◆ **Directions**:
Read the lines below and count those that have the word "scheme". Respond with the number only.

◆ **Supplied material**:
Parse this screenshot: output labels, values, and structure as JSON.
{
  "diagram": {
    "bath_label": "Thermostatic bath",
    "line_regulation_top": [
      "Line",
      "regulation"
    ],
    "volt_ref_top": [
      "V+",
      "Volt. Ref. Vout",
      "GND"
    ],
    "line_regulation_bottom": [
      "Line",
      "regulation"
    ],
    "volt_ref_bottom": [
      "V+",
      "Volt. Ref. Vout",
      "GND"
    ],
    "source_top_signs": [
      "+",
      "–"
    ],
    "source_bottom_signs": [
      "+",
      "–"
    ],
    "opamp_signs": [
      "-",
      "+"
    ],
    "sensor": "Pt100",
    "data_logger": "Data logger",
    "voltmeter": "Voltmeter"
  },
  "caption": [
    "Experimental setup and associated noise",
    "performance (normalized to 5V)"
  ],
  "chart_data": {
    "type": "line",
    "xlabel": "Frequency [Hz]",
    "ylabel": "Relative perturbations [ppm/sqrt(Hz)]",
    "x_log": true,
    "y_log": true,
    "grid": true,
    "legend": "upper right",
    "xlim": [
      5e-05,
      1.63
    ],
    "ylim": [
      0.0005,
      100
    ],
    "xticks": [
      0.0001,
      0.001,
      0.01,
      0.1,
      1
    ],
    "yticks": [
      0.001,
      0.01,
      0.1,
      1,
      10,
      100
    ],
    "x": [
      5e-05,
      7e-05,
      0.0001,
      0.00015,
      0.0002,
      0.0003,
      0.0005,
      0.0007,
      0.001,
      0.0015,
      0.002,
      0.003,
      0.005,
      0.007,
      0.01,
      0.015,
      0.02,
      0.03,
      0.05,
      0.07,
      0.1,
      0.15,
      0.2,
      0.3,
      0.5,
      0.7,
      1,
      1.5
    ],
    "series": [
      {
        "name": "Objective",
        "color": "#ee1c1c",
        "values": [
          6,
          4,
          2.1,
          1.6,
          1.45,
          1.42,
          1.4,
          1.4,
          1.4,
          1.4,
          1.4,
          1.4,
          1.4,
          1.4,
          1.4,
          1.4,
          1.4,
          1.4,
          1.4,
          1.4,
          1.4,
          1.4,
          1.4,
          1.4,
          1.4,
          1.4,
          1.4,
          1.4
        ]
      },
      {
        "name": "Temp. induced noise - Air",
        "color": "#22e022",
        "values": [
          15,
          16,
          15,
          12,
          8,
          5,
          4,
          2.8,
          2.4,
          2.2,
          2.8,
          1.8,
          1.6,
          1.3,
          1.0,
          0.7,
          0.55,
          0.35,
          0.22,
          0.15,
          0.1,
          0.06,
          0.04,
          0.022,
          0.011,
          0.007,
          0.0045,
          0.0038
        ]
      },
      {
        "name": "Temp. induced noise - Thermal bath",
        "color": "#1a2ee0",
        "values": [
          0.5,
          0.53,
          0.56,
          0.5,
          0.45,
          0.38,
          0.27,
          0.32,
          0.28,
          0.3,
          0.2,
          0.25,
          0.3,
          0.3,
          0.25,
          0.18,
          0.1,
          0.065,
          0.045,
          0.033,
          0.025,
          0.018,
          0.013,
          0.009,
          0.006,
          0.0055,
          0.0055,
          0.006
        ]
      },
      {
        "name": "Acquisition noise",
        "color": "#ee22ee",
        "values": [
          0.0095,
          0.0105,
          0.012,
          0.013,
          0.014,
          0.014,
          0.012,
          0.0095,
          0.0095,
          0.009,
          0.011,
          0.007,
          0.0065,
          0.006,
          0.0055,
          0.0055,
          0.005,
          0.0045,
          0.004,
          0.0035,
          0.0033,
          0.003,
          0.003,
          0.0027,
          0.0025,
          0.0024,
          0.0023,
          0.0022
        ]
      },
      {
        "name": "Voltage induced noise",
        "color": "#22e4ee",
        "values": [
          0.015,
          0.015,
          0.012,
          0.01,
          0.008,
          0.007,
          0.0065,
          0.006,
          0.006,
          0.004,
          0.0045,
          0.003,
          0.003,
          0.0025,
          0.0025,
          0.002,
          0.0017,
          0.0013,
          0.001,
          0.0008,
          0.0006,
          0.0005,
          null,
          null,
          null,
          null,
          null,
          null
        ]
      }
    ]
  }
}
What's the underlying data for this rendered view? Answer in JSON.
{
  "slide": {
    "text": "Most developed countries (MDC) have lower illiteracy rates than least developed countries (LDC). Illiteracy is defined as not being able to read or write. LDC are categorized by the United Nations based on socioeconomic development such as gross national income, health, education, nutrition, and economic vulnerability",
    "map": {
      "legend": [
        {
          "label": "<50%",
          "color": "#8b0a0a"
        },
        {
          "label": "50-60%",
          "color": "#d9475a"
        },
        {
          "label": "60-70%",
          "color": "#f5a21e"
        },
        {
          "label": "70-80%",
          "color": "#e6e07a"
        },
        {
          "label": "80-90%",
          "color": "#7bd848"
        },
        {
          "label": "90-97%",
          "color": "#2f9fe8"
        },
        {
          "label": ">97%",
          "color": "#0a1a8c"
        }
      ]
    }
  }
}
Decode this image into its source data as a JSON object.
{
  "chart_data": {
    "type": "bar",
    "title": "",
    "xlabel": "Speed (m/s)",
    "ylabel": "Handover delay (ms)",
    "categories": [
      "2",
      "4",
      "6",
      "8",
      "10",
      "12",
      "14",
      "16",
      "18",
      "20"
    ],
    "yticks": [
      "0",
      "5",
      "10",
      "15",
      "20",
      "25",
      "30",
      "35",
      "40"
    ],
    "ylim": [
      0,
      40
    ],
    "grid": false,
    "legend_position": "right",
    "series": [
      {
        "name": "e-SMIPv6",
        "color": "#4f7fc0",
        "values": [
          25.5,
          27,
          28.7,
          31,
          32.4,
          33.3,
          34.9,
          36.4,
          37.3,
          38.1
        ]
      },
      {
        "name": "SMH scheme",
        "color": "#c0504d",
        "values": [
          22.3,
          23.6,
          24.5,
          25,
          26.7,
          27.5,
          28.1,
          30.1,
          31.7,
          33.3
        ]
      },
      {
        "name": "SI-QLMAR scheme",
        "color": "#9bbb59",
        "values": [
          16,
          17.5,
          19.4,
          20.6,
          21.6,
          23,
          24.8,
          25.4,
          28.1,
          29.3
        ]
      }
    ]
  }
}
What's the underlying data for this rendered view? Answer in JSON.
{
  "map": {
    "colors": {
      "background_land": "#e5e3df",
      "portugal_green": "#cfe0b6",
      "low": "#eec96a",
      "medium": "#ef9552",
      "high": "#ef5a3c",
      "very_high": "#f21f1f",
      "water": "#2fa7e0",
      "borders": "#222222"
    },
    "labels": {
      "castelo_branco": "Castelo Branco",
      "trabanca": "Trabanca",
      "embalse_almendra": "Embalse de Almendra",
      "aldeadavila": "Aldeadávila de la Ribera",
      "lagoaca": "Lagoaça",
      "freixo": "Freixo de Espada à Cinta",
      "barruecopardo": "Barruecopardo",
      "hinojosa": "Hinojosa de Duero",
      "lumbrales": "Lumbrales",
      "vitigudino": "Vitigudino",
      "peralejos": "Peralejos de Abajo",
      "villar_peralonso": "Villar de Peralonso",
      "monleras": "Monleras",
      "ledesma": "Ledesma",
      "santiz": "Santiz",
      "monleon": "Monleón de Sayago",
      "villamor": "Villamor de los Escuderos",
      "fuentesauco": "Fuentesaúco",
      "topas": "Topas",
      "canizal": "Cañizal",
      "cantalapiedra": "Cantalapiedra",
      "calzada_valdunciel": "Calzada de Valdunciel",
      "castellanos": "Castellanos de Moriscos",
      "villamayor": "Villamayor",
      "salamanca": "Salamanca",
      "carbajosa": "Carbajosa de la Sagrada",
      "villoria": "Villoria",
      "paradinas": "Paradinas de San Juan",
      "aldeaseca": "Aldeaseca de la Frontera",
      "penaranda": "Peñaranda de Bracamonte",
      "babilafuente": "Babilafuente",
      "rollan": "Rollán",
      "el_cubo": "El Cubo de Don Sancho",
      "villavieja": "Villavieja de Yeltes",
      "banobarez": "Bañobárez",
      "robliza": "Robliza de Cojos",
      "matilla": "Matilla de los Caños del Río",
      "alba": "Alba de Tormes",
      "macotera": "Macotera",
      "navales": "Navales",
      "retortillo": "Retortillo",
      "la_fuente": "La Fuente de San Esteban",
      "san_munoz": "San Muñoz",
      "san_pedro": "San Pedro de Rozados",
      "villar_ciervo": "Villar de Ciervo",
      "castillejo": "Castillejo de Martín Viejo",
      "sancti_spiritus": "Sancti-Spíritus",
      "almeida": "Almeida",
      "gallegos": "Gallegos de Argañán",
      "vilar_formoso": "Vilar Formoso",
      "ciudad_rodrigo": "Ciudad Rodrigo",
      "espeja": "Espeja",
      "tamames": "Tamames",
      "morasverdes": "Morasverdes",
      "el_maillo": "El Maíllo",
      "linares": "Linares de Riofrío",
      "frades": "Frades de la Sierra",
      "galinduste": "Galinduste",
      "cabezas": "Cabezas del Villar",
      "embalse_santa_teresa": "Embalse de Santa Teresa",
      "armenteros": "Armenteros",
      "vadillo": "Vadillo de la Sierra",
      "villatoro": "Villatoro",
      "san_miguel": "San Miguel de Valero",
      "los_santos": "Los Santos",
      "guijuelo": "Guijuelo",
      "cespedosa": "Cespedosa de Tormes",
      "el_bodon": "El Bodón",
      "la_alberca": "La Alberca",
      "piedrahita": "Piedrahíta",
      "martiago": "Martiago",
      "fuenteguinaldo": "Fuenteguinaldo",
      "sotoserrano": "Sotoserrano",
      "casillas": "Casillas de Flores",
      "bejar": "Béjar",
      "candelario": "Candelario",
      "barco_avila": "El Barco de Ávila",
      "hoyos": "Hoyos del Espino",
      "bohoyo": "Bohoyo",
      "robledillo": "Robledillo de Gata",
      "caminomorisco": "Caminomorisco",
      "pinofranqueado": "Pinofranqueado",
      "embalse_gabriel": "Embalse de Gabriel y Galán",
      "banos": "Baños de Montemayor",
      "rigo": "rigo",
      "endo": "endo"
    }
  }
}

◆ **The reply**:
2